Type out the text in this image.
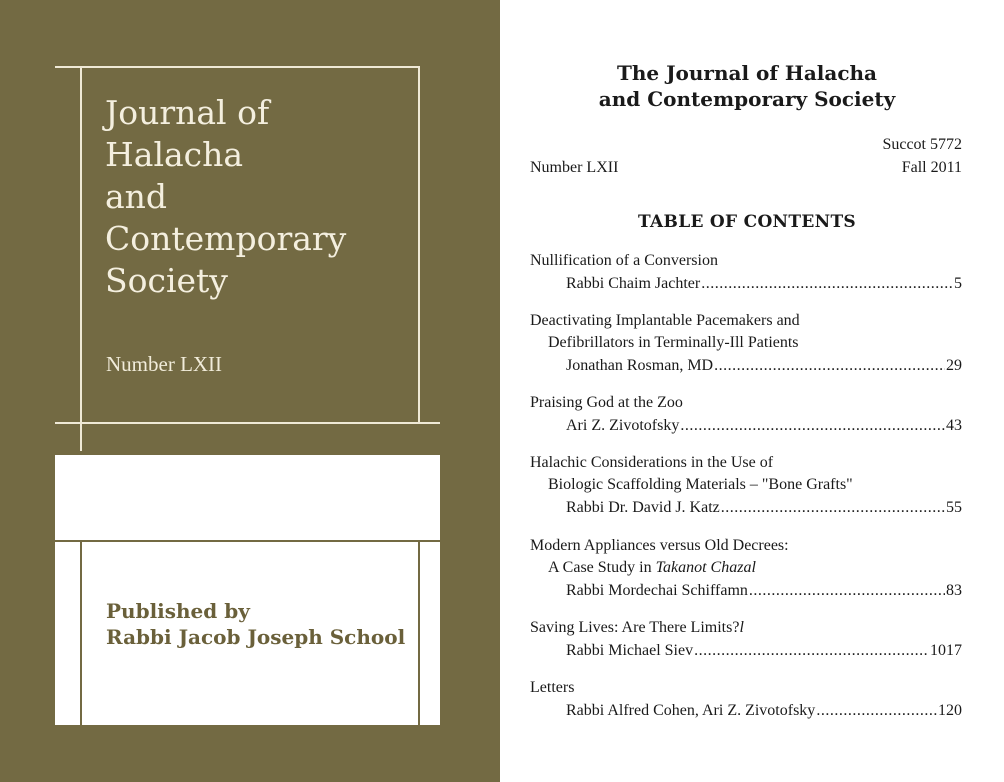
Journal of
Halacha
and
Contemporary
Society
Number LXII
Published by
Rabbi Jacob Joseph School
The Journal of Halacha
and Contemporary Society
Succot 5772
Number LXII	Fall 2011
TABLE OF CONTENTS
Nullification of a Conversion
Rabbi Chaim Jachter .....	5
Deactivating Implantable Pacemakers and
Defibrillators in Terminally-Ill Patients
Jonathan Rosman, MD .....	29
Praising God at the Zoo
Ari Z. Zivotofsky .....	43
Halachic Considerations in the Use of
Biologic Scaffolding Materials – "Bone Grafts"
Rabbi Dr. David J. Katz .....	55
Modern Appliances versus Old Decrees:
A Case Study in Takanot Chazal
Rabbi Mordechai Schiffamn .....	83
Saving Lives: Are There Limits?l
Rabbi Michael Siev .....	1017
Letters
Rabbi Alfred Cohen, Ari Z. Zivotofsky .....	120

──────────────────────────────

EXERCISE INSTRUCTIONS: Send back the data above verbatim, leaving out its pictures.

EXERCISE ANSWER:
Type out the text in this image.
Journal of
Halacha
and
Contemporary
Society
Number LXII
Published by
Rabbi Jacob Joseph School
The Journal of Halacha
and Contemporary Society
Succot 5772
Number LXII	Fall 2011
TABLE OF CONTENTS
Nullification of a Conversion
Rabbi Chaim Jachter .....	5
Deactivating Implantable Pacemakers and
Defibrillators in Terminally-Ill Patients
Jonathan Rosman, MD .....	29
Praising God at the Zoo
Ari Z. Zivotofsky .....	43
Halachic Considerations in the Use of
Biologic Scaffolding Materials – "Bone Grafts"
Rabbi Dr. David J. Katz .....	55
Modern Appliances versus Old Decrees:
A Case Study in Takanot Chazal
Rabbi Mordechai Schiffamn .....	83
Saving Lives: Are There Limits?l
Rabbi Michael Siev .....	1017
Letters
Rabbi Alfred Cohen, Ari Z. Zivotofsky .....	120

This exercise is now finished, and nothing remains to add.